### [Given exercise]
Say how many lines include the word "Middle", using only a number.

### [Task data]

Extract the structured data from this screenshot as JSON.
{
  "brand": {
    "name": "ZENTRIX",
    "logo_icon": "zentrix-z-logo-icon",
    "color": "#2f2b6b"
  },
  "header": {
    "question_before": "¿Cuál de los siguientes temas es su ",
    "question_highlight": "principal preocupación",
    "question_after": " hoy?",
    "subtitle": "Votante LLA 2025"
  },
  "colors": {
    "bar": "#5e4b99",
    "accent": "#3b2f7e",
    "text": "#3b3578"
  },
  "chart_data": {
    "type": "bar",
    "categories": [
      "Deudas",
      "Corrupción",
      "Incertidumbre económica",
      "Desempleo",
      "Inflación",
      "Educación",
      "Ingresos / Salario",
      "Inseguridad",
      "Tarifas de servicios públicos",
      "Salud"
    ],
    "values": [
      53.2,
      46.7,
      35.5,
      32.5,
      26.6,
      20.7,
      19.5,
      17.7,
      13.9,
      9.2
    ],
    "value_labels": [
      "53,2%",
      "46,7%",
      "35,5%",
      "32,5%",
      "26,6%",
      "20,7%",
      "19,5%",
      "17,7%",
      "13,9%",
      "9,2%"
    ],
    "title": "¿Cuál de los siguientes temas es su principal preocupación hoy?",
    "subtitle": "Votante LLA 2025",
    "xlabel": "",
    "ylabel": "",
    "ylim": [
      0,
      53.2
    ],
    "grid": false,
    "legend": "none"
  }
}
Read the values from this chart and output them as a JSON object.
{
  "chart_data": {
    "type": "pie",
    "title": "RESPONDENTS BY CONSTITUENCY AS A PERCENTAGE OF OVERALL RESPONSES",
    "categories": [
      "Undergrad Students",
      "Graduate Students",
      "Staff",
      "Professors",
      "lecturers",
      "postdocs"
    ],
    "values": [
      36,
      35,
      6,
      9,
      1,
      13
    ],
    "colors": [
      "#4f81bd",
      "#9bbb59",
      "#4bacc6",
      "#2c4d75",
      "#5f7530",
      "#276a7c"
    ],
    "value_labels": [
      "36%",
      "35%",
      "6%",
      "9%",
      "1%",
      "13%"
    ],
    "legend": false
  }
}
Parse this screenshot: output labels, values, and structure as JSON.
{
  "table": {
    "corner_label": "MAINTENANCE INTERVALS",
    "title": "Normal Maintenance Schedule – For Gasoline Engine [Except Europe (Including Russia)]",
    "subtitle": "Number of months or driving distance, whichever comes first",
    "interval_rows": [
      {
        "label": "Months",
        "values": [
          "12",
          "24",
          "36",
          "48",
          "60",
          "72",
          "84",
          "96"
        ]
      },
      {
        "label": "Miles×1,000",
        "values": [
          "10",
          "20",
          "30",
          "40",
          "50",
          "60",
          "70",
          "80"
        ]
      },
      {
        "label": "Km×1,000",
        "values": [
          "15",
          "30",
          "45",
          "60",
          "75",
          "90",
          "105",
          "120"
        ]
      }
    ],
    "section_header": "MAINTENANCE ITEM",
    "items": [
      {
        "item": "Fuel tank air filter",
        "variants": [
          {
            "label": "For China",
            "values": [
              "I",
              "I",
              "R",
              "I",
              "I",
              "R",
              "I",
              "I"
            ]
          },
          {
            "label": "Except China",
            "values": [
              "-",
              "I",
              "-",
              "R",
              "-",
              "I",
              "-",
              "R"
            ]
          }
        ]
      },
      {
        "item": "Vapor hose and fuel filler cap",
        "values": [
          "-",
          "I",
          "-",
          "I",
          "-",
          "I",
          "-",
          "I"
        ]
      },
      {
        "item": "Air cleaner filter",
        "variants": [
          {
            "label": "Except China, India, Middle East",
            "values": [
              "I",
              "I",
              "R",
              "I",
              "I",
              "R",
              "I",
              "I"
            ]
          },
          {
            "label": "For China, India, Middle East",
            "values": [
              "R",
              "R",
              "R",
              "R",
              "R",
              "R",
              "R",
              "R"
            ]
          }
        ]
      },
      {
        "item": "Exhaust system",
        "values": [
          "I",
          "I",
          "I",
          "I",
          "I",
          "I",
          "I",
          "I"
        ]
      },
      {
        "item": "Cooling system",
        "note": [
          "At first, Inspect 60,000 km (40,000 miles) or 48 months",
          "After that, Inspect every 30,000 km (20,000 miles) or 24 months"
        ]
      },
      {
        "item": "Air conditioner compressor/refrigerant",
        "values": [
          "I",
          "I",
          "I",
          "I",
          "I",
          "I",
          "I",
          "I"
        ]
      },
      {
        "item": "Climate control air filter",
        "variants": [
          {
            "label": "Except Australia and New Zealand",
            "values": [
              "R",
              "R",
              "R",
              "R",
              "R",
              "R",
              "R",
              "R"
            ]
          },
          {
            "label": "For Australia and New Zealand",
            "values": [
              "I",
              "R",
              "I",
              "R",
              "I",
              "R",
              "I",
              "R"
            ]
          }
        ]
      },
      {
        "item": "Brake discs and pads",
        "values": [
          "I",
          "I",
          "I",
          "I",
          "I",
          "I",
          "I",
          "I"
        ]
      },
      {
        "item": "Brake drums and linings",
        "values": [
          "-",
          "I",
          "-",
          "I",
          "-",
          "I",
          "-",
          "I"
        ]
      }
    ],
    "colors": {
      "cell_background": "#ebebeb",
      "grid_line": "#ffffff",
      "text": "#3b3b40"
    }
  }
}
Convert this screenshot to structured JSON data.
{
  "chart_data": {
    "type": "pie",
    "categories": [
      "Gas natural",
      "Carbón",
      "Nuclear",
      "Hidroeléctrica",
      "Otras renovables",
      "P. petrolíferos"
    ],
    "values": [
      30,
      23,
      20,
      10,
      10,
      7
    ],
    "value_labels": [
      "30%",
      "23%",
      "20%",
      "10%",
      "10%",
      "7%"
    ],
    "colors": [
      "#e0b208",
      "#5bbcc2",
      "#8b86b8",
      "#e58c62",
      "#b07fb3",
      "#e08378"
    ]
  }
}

### [Final result]
2